All of the records below should be output exactly.

--- Begin ---

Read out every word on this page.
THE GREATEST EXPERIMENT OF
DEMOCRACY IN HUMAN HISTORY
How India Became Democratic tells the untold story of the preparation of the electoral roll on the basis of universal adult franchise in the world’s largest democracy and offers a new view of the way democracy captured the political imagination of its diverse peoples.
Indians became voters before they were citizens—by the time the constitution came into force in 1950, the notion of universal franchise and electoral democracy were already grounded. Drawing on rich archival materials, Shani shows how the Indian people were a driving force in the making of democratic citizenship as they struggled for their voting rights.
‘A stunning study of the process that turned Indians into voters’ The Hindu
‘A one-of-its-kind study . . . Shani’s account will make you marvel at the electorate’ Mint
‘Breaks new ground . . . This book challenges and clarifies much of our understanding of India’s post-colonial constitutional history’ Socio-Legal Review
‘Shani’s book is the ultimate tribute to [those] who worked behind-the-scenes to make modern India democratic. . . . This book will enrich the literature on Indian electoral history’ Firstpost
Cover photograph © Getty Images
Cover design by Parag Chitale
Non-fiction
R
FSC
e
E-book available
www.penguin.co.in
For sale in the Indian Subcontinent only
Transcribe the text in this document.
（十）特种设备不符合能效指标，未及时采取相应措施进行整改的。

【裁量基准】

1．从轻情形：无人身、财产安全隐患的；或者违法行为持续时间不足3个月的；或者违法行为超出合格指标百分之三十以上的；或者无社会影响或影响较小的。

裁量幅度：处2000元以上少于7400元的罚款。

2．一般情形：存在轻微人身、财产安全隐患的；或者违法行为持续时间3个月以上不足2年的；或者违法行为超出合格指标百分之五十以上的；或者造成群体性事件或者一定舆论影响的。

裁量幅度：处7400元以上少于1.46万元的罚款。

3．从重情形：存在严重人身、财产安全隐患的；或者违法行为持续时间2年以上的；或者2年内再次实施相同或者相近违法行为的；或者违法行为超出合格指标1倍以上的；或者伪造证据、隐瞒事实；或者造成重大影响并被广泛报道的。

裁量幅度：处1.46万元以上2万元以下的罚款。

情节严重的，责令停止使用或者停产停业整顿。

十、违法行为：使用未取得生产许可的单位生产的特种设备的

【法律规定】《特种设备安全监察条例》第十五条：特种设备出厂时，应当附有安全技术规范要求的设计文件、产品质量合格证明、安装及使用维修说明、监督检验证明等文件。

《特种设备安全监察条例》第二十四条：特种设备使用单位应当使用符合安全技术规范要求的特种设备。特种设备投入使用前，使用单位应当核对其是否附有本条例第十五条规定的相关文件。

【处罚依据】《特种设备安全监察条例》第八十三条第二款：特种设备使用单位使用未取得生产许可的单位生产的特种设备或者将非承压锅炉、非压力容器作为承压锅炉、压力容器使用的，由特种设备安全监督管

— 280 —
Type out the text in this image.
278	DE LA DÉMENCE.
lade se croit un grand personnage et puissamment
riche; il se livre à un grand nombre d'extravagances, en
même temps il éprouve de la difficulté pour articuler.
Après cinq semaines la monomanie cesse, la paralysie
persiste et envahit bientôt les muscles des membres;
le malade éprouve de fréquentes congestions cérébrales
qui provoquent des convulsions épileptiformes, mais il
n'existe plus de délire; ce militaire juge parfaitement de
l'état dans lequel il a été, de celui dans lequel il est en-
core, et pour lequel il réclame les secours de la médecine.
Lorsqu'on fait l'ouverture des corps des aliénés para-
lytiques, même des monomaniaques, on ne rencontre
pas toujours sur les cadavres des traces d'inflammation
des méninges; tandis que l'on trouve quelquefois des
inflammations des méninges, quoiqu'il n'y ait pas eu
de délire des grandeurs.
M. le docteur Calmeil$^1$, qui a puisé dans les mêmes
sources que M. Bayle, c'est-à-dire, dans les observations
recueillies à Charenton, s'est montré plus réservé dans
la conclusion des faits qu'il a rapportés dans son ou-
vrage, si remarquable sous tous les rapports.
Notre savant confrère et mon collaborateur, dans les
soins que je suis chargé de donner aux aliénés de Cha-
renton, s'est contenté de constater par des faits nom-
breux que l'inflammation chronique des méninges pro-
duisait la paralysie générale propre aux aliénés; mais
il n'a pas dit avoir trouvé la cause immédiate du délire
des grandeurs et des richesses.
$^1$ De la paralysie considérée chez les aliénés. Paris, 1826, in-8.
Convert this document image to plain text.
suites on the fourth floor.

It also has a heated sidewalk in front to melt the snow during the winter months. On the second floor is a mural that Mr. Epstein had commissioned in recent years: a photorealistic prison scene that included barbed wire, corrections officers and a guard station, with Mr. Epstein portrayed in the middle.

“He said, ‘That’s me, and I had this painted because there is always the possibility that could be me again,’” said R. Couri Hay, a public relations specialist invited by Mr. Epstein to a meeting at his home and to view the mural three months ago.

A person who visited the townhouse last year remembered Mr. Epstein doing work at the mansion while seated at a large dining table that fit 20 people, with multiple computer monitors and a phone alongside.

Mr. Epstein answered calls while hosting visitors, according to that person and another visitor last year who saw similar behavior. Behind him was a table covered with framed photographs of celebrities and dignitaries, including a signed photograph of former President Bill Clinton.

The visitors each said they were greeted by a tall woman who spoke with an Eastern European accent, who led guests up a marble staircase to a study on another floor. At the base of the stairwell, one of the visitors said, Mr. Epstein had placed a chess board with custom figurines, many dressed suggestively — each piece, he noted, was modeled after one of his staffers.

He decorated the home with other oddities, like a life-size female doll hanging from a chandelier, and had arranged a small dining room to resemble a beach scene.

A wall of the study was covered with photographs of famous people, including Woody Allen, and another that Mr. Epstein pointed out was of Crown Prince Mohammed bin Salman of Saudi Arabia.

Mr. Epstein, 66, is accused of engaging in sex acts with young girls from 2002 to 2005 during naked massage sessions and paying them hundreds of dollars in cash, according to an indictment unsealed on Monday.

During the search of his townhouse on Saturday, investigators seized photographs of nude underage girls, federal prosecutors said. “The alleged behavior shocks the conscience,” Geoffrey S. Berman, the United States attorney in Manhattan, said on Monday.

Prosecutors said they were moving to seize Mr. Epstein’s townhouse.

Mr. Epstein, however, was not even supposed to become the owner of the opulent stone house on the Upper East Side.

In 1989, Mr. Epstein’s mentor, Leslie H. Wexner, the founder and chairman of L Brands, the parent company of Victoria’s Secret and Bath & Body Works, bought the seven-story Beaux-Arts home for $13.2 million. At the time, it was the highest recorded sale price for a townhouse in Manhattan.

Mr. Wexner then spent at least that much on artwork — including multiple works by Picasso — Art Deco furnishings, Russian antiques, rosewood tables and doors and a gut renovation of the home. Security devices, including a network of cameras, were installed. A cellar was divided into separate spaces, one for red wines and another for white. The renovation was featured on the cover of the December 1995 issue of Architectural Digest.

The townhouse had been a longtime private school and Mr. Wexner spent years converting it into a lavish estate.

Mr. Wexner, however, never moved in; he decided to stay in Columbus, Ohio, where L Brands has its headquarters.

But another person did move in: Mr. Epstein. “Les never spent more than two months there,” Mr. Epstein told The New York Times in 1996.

--- End ---

= Result of this task =
Read out every word on this page.
THE GREATEST EXPERIMENT OF
DEMOCRACY IN HUMAN HISTORY
How India Became Democratic tells the untold story of the preparation of the electoral roll on the basis of universal adult franchise in the world’s largest democracy and offers a new view of the way democracy captured the political imagination of its diverse peoples.
Indians became voters before they were citizens—by the time the constitution came into force in 1950, the notion of universal franchise and electoral democracy were already grounded. Drawing on rich archival materials, Shani shows how the Indian people were a driving force in the making of democratic citizenship as they struggled for their voting rights.
‘A stunning study of the process that turned Indians into voters’ The Hindu
‘A one-of-its-kind study . . . Shani’s account will make you marvel at the electorate’ Mint
‘Breaks new ground . . . This book challenges and clarifies much of our understanding of India’s post-colonial constitutional history’ Socio-Legal Review
‘Shani’s book is the ultimate tribute to [those] who worked behind-the-scenes to make modern India democratic. . . . This book will enrich the literature on Indian electoral history’ Firstpost
Cover photograph © Getty Images
Cover design by Parag Chitale
Non-fiction
R
FSC
e
E-book available
www.penguin.co.in
For sale in the Indian Subcontinent only
Transcribe the text in this document.
（十）特种设备不符合能效指标，未及时采取相应措施进行整改的。

【裁量基准】

1．从轻情形：无人身、财产安全隐患的；或者违法行为持续时间不足3个月的；或者违法行为超出合格指标百分之三十以上的；或者无社会影响或影响较小的。

裁量幅度：处2000元以上少于7400元的罚款。

2．一般情形：存在轻微人身、财产安全隐患的；或者违法行为持续时间3个月以上不足2年的；或者违法行为超出合格指标百分之五十以上的；或者造成群体性事件或者一定舆论影响的。

裁量幅度：处7400元以上少于1.46万元的罚款。

3．从重情形：存在严重人身、财产安全隐患的；或者违法行为持续时间2年以上的；或者2年内再次实施相同或者相近违法行为的；或者违法行为超出合格指标1倍以上的；或者伪造证据、隐瞒事实；或者造成重大影响并被广泛报道的。

裁量幅度：处1.46万元以上2万元以下的罚款。

情节严重的，责令停止使用或者停产停业整顿。

十、违法行为：使用未取得生产许可的单位生产的特种设备的

【法律规定】《特种设备安全监察条例》第十五条：特种设备出厂时，应当附有安全技术规范要求的设计文件、产品质量合格证明、安装及使用维修说明、监督检验证明等文件。

《特种设备安全监察条例》第二十四条：特种设备使用单位应当使用符合安全技术规范要求的特种设备。特种设备投入使用前，使用单位应当核对其是否附有本条例第十五条规定的相关文件。

【处罚依据】《特种设备安全监察条例》第八十三条第二款：特种设备使用单位使用未取得生产许可的单位生产的特种设备或者将非承压锅炉、非压力容器作为承压锅炉、压力容器使用的，由特种设备安全监督管

— 280 —
Type out the text in this image.
278	DE LA DÉMENCE.
lade se croit un grand personnage et puissamment
riche; il se livre à un grand nombre d'extravagances, en
même temps il éprouve de la difficulté pour articuler.
Après cinq semaines la monomanie cesse, la paralysie
persiste et envahit bientôt les muscles des membres;
le malade éprouve de fréquentes congestions cérébrales
qui provoquent des convulsions épileptiformes, mais il
n'existe plus de délire; ce militaire juge parfaitement de
l'état dans lequel il a été, de celui dans lequel il est en-
core, et pour lequel il réclame les secours de la médecine.
Lorsqu'on fait l'ouverture des corps des aliénés para-
lytiques, même des monomaniaques, on ne rencontre
pas toujours sur les cadavres des traces d'inflammation
des méninges; tandis que l'on trouve quelquefois des
inflammations des méninges, quoiqu'il n'y ait pas eu
de délire des grandeurs.
M. le docteur Calmeil$^1$, qui a puisé dans les mêmes
sources que M. Bayle, c'est-à-dire, dans les observations
recueillies à Charenton, s'est montré plus réservé dans
la conclusion des faits qu'il a rapportés dans son ou-
vrage, si remarquable sous tous les rapports.
Notre savant confrère et mon collaborateur, dans les
soins que je suis chargé de donner aux aliénés de Cha-
renton, s'est contenté de constater par des faits nom-
breux que l'inflammation chronique des méninges pro-
duisait la paralysie générale propre aux aliénés; mais
il n'a pas dit avoir trouvé la cause immédiate du délire
des grandeurs et des richesses.
$^1$ De la paralysie considérée chez les aliénés. Paris, 1826, in-8.
Convert this document image to plain text.
suites on the fourth floor.

It also has a heated sidewalk in front to melt the snow during the winter months. On the second floor is a mural that Mr. Epstein had commissioned in recent years: a photorealistic prison scene that included barbed wire, corrections officers and a guard station, with Mr. Epstein portrayed in the middle.

“He said, ‘That’s me, and I had this painted because there is always the possibility that could be me again,’” said R. Couri Hay, a public relations specialist invited by Mr. Epstein to a meeting at his home and to view the mural three months ago.

A person who visited the townhouse last year remembered Mr. Epstein doing work at the mansion while seated at a large dining table that fit 20 people, with multiple computer monitors and a phone alongside.

Mr. Epstein answered calls while hosting visitors, according to that person and another visitor last year who saw similar behavior. Behind him was a table covered with framed photographs of celebrities and dignitaries, including a signed photograph of former President Bill Clinton.

The visitors each said they were greeted by a tall woman who spoke with an Eastern European accent, who led guests up a marble staircase to a study on another floor. At the base of the stairwell, one of the visitors said, Mr. Epstein had placed a chess board with custom figurines, many dressed suggestively — each piece, he noted, was modeled after one of his staffers.

He decorated the home with other oddities, like a life-size female doll hanging from a chandelier, and had arranged a small dining room to resemble a beach scene.

A wall of the study was covered with photographs of famous people, including Woody Allen, and another that Mr. Epstein pointed out was of Crown Prince Mohammed bin Salman of Saudi Arabia.

Mr. Epstein, 66, is accused of engaging in sex acts with young girls from 2002 to 2005 during naked massage sessions and paying them hundreds of dollars in cash, according to an indictment unsealed on Monday.

During the search of his townhouse on Saturday, investigators seized photographs of nude underage girls, federal prosecutors said. “The alleged behavior shocks the conscience,” Geoffrey S. Berman, the United States attorney in Manhattan, said on Monday.

Prosecutors said they were moving to seize Mr. Epstein’s townhouse.

Mr. Epstein, however, was not even supposed to become the owner of the opulent stone house on the Upper East Side.

In 1989, Mr. Epstein’s mentor, Leslie H. Wexner, the founder and chairman of L Brands, the parent company of Victoria’s Secret and Bath & Body Works, bought the seven-story Beaux-Arts home for $13.2 million. At the time, it was the highest recorded sale price for a townhouse in Manhattan.

Mr. Wexner then spent at least that much on artwork — including multiple works by Picasso — Art Deco furnishings, Russian antiques, rosewood tables and doors and a gut renovation of the home. Security devices, including a network of cameras, were installed. A cellar was divided into separate spaces, one for red wines and another for white. The renovation was featured on the cover of the December 1995 issue of Architectural Digest.

The townhouse had been a longtime private school and Mr. Wexner spent years converting it into a lavish estate.

Mr. Wexner, however, never moved in; he decided to stay in Columbus, Ohio, where L Brands has its headquarters.

But another person did move in: Mr. Epstein. “Les never spent more than two months there,” Mr. Epstein told The New York Times in 1996.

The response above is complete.